● **EXERCISE INSTRUCTIONS**
Filter the entries, keeping every line with the word "JSON".

● **Stored data entries**
— START —
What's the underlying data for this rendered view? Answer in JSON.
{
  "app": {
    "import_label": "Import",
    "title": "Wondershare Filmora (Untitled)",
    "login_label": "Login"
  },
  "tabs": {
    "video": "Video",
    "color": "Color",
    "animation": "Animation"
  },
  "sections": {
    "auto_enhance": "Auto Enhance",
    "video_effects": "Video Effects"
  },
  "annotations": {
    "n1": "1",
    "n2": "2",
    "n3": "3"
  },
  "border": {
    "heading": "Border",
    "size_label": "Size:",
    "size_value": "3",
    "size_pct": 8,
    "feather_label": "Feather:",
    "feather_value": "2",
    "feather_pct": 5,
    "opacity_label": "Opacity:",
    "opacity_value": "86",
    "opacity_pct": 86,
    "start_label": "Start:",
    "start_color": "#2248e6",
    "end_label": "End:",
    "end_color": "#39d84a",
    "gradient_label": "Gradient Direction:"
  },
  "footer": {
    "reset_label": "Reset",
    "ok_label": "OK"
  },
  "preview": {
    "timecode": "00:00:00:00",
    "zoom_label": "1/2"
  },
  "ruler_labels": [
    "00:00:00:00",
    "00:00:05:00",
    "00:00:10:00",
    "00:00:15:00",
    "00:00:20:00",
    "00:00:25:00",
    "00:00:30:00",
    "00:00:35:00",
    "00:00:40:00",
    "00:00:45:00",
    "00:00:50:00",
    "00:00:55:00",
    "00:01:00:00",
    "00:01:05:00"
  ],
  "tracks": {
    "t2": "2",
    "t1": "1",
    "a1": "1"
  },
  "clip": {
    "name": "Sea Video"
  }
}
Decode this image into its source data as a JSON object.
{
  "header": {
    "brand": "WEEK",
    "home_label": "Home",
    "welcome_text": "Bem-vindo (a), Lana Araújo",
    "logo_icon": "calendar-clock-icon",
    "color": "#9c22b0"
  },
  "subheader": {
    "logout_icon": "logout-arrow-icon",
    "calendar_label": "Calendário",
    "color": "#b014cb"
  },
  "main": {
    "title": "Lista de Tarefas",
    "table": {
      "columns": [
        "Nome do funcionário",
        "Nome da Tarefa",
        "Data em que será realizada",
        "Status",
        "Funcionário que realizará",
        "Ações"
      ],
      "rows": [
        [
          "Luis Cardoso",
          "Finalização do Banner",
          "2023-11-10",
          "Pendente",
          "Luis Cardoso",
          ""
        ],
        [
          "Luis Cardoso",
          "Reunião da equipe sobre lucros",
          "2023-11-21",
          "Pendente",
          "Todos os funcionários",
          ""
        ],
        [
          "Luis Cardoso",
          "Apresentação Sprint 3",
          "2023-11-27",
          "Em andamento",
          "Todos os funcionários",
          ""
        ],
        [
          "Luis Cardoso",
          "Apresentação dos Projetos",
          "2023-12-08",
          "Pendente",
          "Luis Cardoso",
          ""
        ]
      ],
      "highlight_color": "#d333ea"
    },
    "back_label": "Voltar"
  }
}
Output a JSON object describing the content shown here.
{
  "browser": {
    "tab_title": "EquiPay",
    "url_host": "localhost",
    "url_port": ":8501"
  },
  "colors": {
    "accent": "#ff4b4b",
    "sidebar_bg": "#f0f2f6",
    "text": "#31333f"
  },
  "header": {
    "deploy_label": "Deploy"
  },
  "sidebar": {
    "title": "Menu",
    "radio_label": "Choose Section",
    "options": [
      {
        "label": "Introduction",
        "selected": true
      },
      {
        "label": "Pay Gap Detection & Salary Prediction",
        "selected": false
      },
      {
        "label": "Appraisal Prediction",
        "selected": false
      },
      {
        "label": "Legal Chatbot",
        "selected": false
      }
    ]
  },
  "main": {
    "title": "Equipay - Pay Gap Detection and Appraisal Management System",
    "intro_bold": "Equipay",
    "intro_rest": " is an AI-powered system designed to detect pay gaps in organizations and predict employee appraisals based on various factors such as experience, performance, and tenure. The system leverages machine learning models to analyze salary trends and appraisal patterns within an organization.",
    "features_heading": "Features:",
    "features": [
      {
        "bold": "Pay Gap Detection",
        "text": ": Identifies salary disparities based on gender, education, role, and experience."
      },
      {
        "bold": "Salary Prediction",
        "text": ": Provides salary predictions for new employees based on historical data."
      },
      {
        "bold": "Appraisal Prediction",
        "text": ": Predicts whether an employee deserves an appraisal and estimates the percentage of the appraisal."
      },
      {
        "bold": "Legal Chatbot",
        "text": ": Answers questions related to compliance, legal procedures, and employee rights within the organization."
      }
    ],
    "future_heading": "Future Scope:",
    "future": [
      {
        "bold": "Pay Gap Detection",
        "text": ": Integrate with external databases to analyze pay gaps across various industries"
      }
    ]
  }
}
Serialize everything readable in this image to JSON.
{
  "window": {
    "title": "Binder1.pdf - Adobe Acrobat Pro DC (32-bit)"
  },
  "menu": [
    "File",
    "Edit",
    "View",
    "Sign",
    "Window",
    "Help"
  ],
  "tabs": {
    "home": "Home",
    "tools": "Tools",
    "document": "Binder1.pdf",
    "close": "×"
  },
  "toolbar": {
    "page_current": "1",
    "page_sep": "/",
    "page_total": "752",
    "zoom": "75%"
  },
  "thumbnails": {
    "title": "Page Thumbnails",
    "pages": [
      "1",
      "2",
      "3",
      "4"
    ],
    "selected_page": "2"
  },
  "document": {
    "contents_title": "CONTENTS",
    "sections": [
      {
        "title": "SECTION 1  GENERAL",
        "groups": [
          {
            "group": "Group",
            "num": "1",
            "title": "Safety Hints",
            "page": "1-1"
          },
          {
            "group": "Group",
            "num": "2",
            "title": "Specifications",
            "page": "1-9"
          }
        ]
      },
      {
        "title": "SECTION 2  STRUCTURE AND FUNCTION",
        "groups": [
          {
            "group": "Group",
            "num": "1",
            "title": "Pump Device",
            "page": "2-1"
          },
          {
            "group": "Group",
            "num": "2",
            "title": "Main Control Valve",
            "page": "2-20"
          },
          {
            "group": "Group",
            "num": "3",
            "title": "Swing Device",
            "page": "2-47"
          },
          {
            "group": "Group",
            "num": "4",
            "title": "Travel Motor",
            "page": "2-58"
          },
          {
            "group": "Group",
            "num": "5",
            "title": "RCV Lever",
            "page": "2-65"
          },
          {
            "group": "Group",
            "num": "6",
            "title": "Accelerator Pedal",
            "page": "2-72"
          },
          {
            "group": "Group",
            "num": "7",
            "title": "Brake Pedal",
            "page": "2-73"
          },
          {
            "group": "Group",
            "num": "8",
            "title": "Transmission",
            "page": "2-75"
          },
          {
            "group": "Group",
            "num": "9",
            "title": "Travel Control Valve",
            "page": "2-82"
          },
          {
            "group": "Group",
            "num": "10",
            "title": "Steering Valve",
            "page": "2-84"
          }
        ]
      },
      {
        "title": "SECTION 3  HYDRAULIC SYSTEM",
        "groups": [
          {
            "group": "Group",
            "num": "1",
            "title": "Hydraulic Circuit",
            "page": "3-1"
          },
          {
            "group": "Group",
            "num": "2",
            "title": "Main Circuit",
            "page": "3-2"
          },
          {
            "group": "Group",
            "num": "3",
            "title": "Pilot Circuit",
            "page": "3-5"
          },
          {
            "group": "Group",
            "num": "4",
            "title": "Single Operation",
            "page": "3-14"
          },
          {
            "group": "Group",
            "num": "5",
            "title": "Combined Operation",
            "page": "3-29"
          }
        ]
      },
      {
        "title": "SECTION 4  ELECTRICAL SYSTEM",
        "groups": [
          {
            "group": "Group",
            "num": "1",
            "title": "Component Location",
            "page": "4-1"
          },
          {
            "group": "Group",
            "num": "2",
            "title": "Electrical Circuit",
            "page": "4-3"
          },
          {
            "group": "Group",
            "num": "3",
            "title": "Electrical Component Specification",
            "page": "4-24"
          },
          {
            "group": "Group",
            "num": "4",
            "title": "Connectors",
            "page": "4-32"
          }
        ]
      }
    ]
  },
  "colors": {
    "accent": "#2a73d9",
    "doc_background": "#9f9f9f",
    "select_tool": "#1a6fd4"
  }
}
— END —
● **EXERCISE RESPONSE**
What's the underlying data for this rendered view? Answer in JSON.
Decode this image into its source data as a JSON object.
Output a JSON object describing the content shown here.
Serialize everything readable in this image to JSON.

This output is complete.